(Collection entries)

>>>>

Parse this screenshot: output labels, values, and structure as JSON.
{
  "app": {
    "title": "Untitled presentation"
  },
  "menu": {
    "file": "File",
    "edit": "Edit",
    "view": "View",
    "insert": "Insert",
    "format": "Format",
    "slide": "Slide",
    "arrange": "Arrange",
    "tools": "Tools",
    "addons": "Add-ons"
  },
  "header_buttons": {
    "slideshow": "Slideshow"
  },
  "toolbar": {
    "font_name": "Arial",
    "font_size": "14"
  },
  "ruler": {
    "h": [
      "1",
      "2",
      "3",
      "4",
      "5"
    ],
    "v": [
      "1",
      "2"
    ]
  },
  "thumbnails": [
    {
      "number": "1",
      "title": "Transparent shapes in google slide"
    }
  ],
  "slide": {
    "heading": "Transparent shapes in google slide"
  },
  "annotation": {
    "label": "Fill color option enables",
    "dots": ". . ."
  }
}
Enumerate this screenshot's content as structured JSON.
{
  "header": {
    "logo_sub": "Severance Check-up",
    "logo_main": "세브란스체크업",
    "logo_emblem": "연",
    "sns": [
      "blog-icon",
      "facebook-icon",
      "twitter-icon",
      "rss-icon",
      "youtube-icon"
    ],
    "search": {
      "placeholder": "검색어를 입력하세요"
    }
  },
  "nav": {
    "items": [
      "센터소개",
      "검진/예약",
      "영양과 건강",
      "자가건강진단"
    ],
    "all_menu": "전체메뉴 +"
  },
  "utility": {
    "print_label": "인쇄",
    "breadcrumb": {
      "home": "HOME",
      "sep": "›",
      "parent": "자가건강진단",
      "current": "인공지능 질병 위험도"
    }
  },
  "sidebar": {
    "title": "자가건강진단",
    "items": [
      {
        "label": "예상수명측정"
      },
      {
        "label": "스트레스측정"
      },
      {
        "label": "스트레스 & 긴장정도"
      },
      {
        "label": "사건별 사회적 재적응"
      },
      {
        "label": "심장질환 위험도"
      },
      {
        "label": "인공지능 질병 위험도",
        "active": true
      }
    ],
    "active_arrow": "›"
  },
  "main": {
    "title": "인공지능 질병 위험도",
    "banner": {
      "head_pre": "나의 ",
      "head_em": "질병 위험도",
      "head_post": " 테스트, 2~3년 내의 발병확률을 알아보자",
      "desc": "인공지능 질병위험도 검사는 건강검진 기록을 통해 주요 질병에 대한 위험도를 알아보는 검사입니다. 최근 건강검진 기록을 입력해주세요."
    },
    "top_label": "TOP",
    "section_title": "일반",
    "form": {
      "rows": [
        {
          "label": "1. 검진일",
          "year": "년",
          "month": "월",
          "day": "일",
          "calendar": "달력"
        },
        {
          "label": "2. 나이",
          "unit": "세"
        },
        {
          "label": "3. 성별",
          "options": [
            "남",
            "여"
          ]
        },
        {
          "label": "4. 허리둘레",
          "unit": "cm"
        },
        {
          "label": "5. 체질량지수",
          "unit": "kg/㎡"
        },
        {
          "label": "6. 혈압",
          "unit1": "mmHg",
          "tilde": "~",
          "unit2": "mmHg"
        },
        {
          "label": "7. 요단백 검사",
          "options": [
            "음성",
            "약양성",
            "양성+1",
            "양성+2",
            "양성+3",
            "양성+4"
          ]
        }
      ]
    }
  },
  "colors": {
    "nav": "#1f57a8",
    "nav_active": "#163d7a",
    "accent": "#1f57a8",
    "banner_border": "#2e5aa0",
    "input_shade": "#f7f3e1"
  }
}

<<<<

**TASK PROMPT**
Return the full listing, character for character.

**FINAL RESULT**
Parse this screenshot: output labels, values, and structure as JSON.
{
  "app": {
    "title": "Untitled presentation"
  },
  "menu": {
    "file": "File",
    "edit": "Edit",
    "view": "View",
    "insert": "Insert",
    "format": "Format",
    "slide": "Slide",
    "arrange": "Arrange",
    "tools": "Tools",
    "addons": "Add-ons"
  },
  "header_buttons": {
    "slideshow": "Slideshow"
  },
  "toolbar": {
    "font_name": "Arial",
    "font_size": "14"
  },
  "ruler": {
    "h": [
      "1",
      "2",
      "3",
      "4",
      "5"
    ],
    "v": [
      "1",
      "2"
    ]
  },
  "thumbnails": [
    {
      "number": "1",
      "title": "Transparent shapes in google slide"
    }
  ],
  "slide": {
    "heading": "Transparent shapes in google slide"
  },
  "annotation": {
    "label": "Fill color option enables",
    "dots": ". . ."
  }
}
Enumerate this screenshot's content as structured JSON.
{
  "header": {
    "logo_sub": "Severance Check-up",
    "logo_main": "세브란스체크업",
    "logo_emblem": "연",
    "sns": [
      "blog-icon",
      "facebook-icon",
      "twitter-icon",
      "rss-icon",
      "youtube-icon"
    ],
    "search": {
      "placeholder": "검색어를 입력하세요"
    }
  },
  "nav": {
    "items": [
      "센터소개",
      "검진/예약",
      "영양과 건강",
      "자가건강진단"
    ],
    "all_menu": "전체메뉴 +"
  },
  "utility": {
    "print_label": "인쇄",
    "breadcrumb": {
      "home": "HOME",
      "sep": "›",
      "parent": "자가건강진단",
      "current": "인공지능 질병 위험도"
    }
  },
  "sidebar": {
    "title": "자가건강진단",
    "items": [
      {
        "label": "예상수명측정"
      },
      {
        "label": "스트레스측정"
      },
      {
        "label": "스트레스 & 긴장정도"
      },
      {
        "label": "사건별 사회적 재적응"
      },
      {
        "label": "심장질환 위험도"
      },
      {
        "label": "인공지능 질병 위험도",
        "active": true
      }
    ],
    "active_arrow": "›"
  },
  "main": {
    "title": "인공지능 질병 위험도",
    "banner": {
      "head_pre": "나의 ",
      "head_em": "질병 위험도",
      "head_post": " 테스트, 2~3년 내의 발병확률을 알아보자",
      "desc": "인공지능 질병위험도 검사는 건강검진 기록을 통해 주요 질병에 대한 위험도를 알아보는 검사입니다. 최근 건강검진 기록을 입력해주세요."
    },
    "top_label": "TOP",
    "section_title": "일반",
    "form": {
      "rows": [
        {
          "label": "1. 검진일",
          "year": "년",
          "month": "월",
          "day": "일",
          "calendar": "달력"
        },
        {
          "label": "2. 나이",
          "unit": "세"
        },
        {
          "label": "3. 성별",
          "options": [
            "남",
            "여"
          ]
        },
        {
          "label": "4. 허리둘레",
          "unit": "cm"
        },
        {
          "label": "5. 체질량지수",
          "unit": "kg/㎡"
        },
        {
          "label": "6. 혈압",
          "unit1": "mmHg",
          "tilde": "~",
          "unit2": "mmHg"
        },
        {
          "label": "7. 요단백 검사",
          "options": [
            "음성",
            "약양성",
            "양성+1",
            "양성+2",
            "양성+3",
            "양성+4"
          ]
        }
      ]
    }
  },
  "colors": {
    "nav": "#1f57a8",
    "nav_active": "#163d7a",
    "accent": "#1f57a8",
    "banner_border": "#2e5aa0",
    "input_shade": "#f7f3e1"
  }
}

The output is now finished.